WHAT IS REQUIRED: Wherever a line holds the word "January", copy that line out.
+ + + + + + +
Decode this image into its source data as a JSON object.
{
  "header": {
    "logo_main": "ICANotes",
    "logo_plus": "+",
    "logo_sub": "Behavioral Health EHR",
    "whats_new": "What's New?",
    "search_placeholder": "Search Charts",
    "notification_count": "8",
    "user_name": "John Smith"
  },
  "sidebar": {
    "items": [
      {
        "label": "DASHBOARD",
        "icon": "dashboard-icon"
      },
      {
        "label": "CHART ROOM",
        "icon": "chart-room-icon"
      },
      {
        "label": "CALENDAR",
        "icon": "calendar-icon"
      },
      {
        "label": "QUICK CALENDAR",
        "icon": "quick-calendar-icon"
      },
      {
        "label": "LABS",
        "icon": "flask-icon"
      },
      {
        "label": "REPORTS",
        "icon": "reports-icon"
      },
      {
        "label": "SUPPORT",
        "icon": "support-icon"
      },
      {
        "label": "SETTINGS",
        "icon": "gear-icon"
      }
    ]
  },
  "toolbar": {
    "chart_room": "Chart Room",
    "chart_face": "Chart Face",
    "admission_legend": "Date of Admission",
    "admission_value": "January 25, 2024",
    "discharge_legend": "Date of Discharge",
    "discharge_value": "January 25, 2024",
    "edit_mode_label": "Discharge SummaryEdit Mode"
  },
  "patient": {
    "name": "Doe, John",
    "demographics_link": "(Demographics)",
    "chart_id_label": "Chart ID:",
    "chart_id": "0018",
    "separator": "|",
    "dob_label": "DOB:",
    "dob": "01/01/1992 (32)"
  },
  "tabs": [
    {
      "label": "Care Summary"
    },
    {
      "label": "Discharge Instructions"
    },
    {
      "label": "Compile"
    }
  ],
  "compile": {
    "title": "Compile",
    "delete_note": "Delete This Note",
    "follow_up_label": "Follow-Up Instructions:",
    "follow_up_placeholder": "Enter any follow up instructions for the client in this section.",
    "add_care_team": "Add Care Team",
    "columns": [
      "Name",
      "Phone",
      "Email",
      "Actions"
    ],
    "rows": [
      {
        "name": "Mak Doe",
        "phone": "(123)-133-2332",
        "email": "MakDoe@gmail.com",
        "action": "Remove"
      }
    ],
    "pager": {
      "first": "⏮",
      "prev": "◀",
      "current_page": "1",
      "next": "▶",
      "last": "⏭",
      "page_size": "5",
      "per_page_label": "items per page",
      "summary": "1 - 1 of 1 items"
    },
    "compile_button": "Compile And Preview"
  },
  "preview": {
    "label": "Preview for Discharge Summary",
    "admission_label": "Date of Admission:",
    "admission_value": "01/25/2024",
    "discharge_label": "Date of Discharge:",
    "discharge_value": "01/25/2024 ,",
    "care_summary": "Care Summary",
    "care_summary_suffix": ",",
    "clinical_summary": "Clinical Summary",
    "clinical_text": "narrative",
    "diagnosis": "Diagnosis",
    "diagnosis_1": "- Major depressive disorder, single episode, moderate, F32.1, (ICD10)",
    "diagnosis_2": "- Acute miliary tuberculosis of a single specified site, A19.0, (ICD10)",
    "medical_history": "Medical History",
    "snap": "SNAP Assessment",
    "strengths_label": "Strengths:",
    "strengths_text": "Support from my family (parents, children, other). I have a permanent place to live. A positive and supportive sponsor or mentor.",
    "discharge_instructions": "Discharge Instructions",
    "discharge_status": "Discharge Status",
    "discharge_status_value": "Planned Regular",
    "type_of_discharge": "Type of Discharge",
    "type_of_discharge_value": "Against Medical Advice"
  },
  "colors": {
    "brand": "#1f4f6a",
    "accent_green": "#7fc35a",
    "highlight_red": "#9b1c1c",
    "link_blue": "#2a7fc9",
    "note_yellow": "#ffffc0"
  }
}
+ + + + + + +
SOLUTION TO THIS PROBLEM:
    "admission_value": "January 25, 2024",
    "discharge_value": "January 25, 2024",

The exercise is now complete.